» TASK TO CARRY OUT: Copy each record exactly as it reads, leaving out any pictures it holds.

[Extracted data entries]
[Begin]

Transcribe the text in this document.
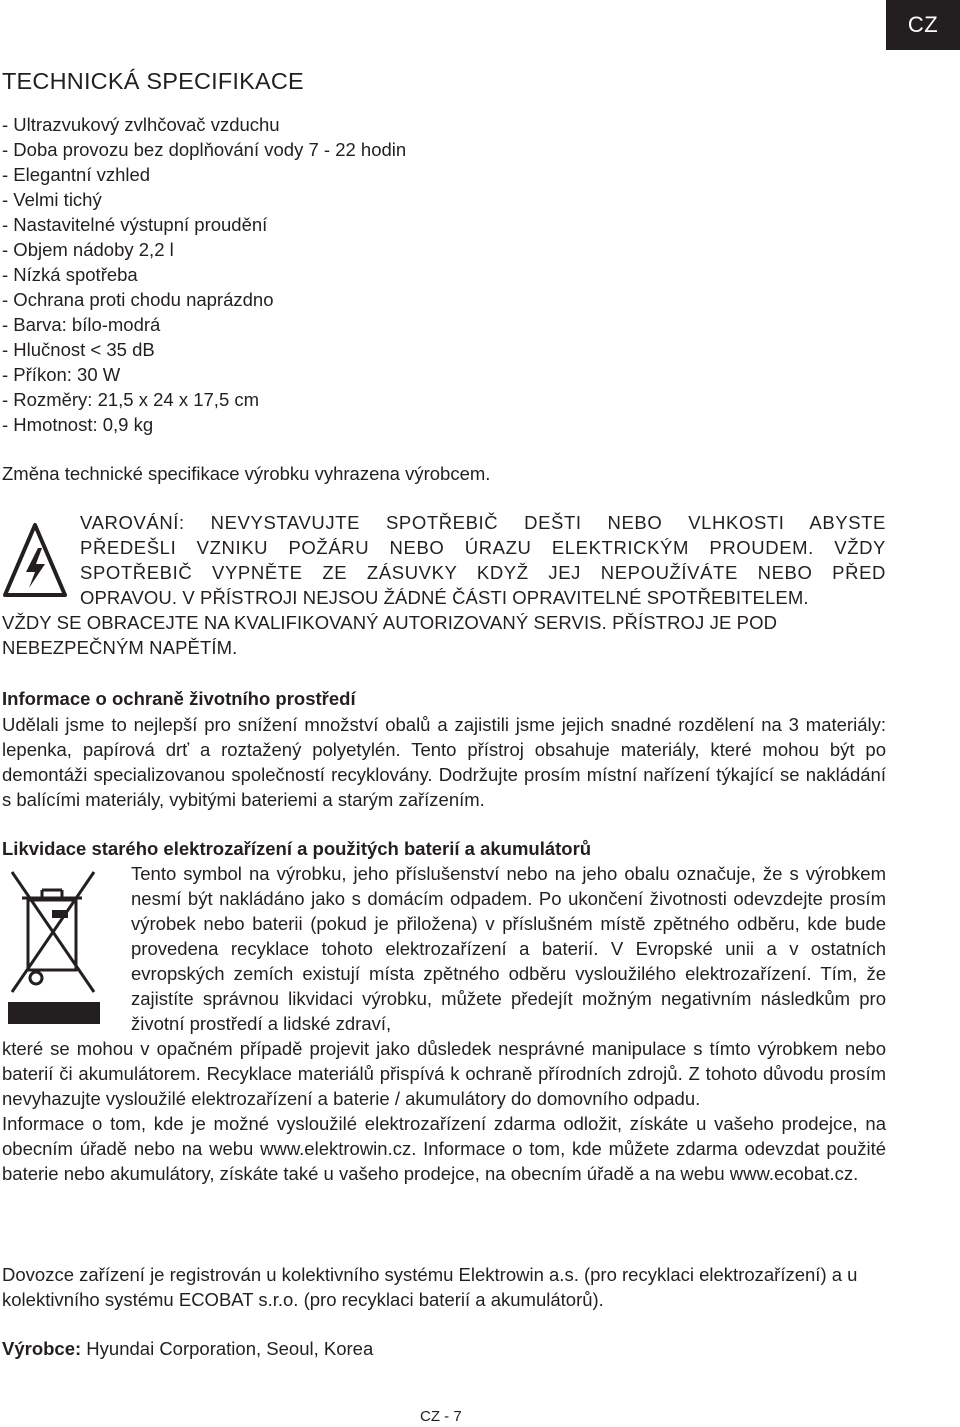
CZ
TECHNICKÁ SPECIFIKACE
- Ultrazvukový zvlhčovač vzduchu
- Doba provozu bez doplňování vody 7 - 22 hodin
- Elegantní vzhled
- Velmi tichý
- Nastavitelné výstupní proudění
- Objem nádoby 2,2 l
- Nízká spotřeba
- Ochrana proti chodu naprázdno
- Barva: bílo-modrá
- Hlučnost < 35 dB
- Příkon: 30 W
- Rozměry: 21,5 x 24 x 17,5 cm
- Hmotnost: 0,9 kg

Změna technické specifikace výrobku vyhrazena výrobcem.

VAROVÁNÍ: NEVYSTAVUJTE SPOTŘEBIČ DEŠTI NEBO VLHKOSTI ABYSTE
PŘEDEŠLI VZNIKU POŽÁRU NEBO ÚRAZU ELEKTRICKÝM PROUDEM. VŽDY
SPOTŘEBIČ VYPNĚTE ZE ZÁSUVKY KDYŽ JEJ NEPOUŽÍVÁTE NEBO PŘED
OPRAVOU. V PŘÍSTROJI NEJSOU ŽÁDNÉ ČÁSTI OPRAVITELNÉ SPOTŘEBITELEM.
VŽDY SE OBRACEJTE NA KVALIFIKOVANÝ AUTORIZOVANÝ SERVIS. PŘÍSTROJ JE POD
NEBEZPEČNÝM NAPĚTÍM.
Informace o ochraně životního prostředí

Udělali jsme to nejlepší pro snížení množství obalů a zajistili jsme jejich snadné rozdělení na 3 materiály: lepenka, papírová drť a roztažený polyetylén. Tento přístroj obsahuje materiály, které mohou být po demontáži specializovanou společností recyklovány. Dodržujte prosím místní nařízení týkající se nakládání s balícími materiály, vybitými bateriemi a starým zařízením.

Likvidace starého elektrozařízení a použitých baterií a akumulátorů

Tento symbol na výrobku, jeho příslušenství nebo na jeho obalu označuje, že s výrobkem nesmí být nakládáno jako s domácím odpadem. Po ukončení životnosti odevzdejte prosím výrobek nebo baterii (pokud je přiložena) v příslušném místě zpětného odběru, kde bude provedena recyklace tohoto elektrozařízení a baterií. V Evropské unii a v ostatních evropských zemích existují místa zpětného odběru vysloužilého elektrozařízení. Tím, že zajistíte správnou likvidaci výrobku, můžete předejít možným negativním následkům pro životní prostředí a lidské zdraví,

které se mohou v opačném případě projevit jako důsledek nesprávné manipulace s tímto výrobkem nebo baterií či akumulátorem. Recyklace materiálů přispívá k ochraně přírodních zdrojů. Z tohoto důvodu prosím nevyhazujte vysloužilé elektrozařízení a baterie / akumulátory do domovního odpadu.
Informace o tom, kde je možné vysloužilé elektrozařízení zdarma odložit, získáte u vašeho prodejce, na obecním úřadě nebo na webu www.elektrowin.cz. Informace o tom, kde můžete zdarma odevzdat použité baterie nebo akumulátory, získáte také u vašeho prodejce, na obecním úřadě a na webu www.ecobat.cz.

Dovozce zařízení je registrován u kolektivního systému Elektrowin a.s. (pro recyklaci elektrozařízení) a u kolektivního systému ECOBAT s.r.o. (pro recyklaci baterií a akumulátorů).

Výrobce: Hyundai Corporation, Seoul, Korea

CZ - 7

[End]

» THE COMPLETED TASK:
Transcribe the text in this document.
CZ
TECHNICKÁ SPECIFIKACE
- Ultrazvukový zvlhčovač vzduchu
- Doba provozu bez doplňování vody 7 - 22 hodin
- Elegantní vzhled
- Velmi tichý
- Nastavitelné výstupní proudění
- Objem nádoby 2,2 l
- Nízká spotřeba
- Ochrana proti chodu naprázdno
- Barva: bílo-modrá
- Hlučnost < 35 dB
- Příkon: 30 W
- Rozměry: 21,5 x 24 x 17,5 cm
- Hmotnost: 0,9 kg

Změna technické specifikace výrobku vyhrazena výrobcem.

VAROVÁNÍ: NEVYSTAVUJTE SPOTŘEBIČ DEŠTI NEBO VLHKOSTI ABYSTE
PŘEDEŠLI VZNIKU POŽÁRU NEBO ÚRAZU ELEKTRICKÝM PROUDEM. VŽDY
SPOTŘEBIČ VYPNĚTE ZE ZÁSUVKY KDYŽ JEJ NEPOUŽÍVÁTE NEBO PŘED
OPRAVOU. V PŘÍSTROJI NEJSOU ŽÁDNÉ ČÁSTI OPRAVITELNÉ SPOTŘEBITELEM.
VŽDY SE OBRACEJTE NA KVALIFIKOVANÝ AUTORIZOVANÝ SERVIS. PŘÍSTROJ JE POD
NEBEZPEČNÝM NAPĚTÍM.
Informace o ochraně životního prostředí

Udělali jsme to nejlepší pro snížení množství obalů a zajistili jsme jejich snadné rozdělení na 3 materiály: lepenka, papírová drť a roztažený polyetylén. Tento přístroj obsahuje materiály, které mohou být po demontáži specializovanou společností recyklovány. Dodržujte prosím místní nařízení týkající se nakládání s balícími materiály, vybitými bateriemi a starým zařízením.

Likvidace starého elektrozařízení a použitých baterií a akumulátorů

Tento symbol na výrobku, jeho příslušenství nebo na jeho obalu označuje, že s výrobkem nesmí být nakládáno jako s domácím odpadem. Po ukončení životnosti odevzdejte prosím výrobek nebo baterii (pokud je přiložena) v příslušném místě zpětného odběru, kde bude provedena recyklace tohoto elektrozařízení a baterií. V Evropské unii a v ostatních evropských zemích existují místa zpětného odběru vysloužilého elektrozařízení. Tím, že zajistíte správnou likvidaci výrobku, můžete předejít možným negativním následkům pro životní prostředí a lidské zdraví,

které se mohou v opačném případě projevit jako důsledek nesprávné manipulace s tímto výrobkem nebo baterií či akumulátorem. Recyklace materiálů přispívá k ochraně přírodních zdrojů. Z tohoto důvodu prosím nevyhazujte vysloužilé elektrozařízení a baterie / akumulátory do domovního odpadu.
Informace o tom, kde je možné vysloužilé elektrozařízení zdarma odložit, získáte u vašeho prodejce, na obecním úřadě nebo na webu www.elektrowin.cz. Informace o tom, kde můžete zdarma odevzdat použité baterie nebo akumulátory, získáte také u vašeho prodejce, na obecním úřadě a na webu www.ecobat.cz.

Dovozce zařízení je registrován u kolektivního systému Elektrowin a.s. (pro recyklaci elektrozařízení) a u kolektivního systému ECOBAT s.r.o. (pro recyklaci baterií a akumulátorů).

Výrobce: Hyundai Corporation, Seoul, Korea

CZ - 7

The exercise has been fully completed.